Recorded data

============

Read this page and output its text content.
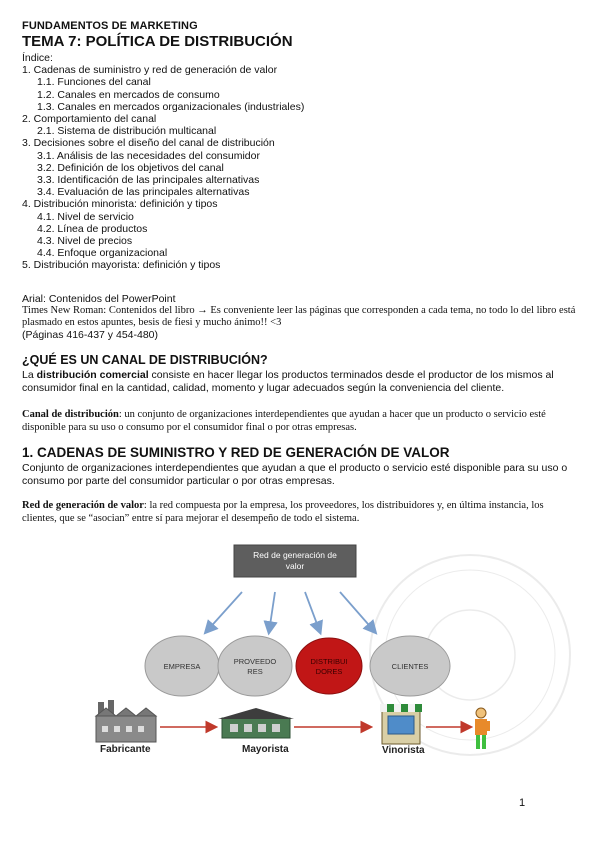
FUNDAMENTOS DE MARKETING
TEMA 7: POLÍTICA DE DISTRIBUCIÓN
Índice:
1. Cadenas de suministro y red de generación de valor
1.1. Funciones del canal
1.2. Canales en mercados de consumo
1.3. Canales en mercados organizacionales (industriales)
2. Comportamiento del canal
2.1. Sistema de distribución multicanal
3. Decisiones sobre el diseño del canal de distribución
3.1. Análisis de las necesidades del consumidor
3.2. Definición de los objetivos del canal
3.3. Identificación de las principales alternativas
3.4. Evaluación de las principales alternativas
4. Distribución minorista: definición y tipos
4.1. Nivel de servicio
4.2. Línea de productos
4.3. Nivel de precios
4.4. Enfoque organizacional
5. Distribución mayorista: definición y tipos
Arial: Contenidos del PowerPoint
Times New Roman: Contenidos del libro → Es conveniente leer las páginas que corresponden a cada tema, no todo lo del libro está plasmado en estos apuntes, besis de fiesi y mucho ánimo!! <3
(Páginas 416-437 y 454-480)
¿QUÉ ES UN CANAL DE DISTRIBUCIÓN?
La distribución comercial consiste en hacer llegar los productos terminados desde el productor de los mismos al consumidor final en la cantidad, calidad, momento y lugar adecuados según la conveniencia del cliente.
Canal de distribución: un conjunto de organizaciones interdependientes que ayudan a hacer que un producto o servicio esté disponible para su uso o consumo por el consumidor final o por otras empresas.
1. CADENAS DE SUMINISTRO Y RED DE GENERACIÓN DE VALOR
Conjunto de organizaciones interdependientes que ayudan a que el producto o servicio esté disponible para su uso o consumo por parte del consumidor particular o por otras empresas.
Red de generación de valor: la red compuesta por la empresa, los proveedores, los distribuidores y, en última instancia, los clientes, que se “asocian” entre sí para mejorar el desempeño de todo el sistema.
Red de generación de
valor
EMPRESA
PROVEEDO
RES
DISTRIBUI
DORES
CLIENTES
Fabricante	Mayorista	Vinorista
1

============

**WHAT THIS TASK INVOLVES**:
Go over the records above and tally the lines with the word "principales" in them. Give the number alone.

**SOLUTION TO THIS TASK**:
2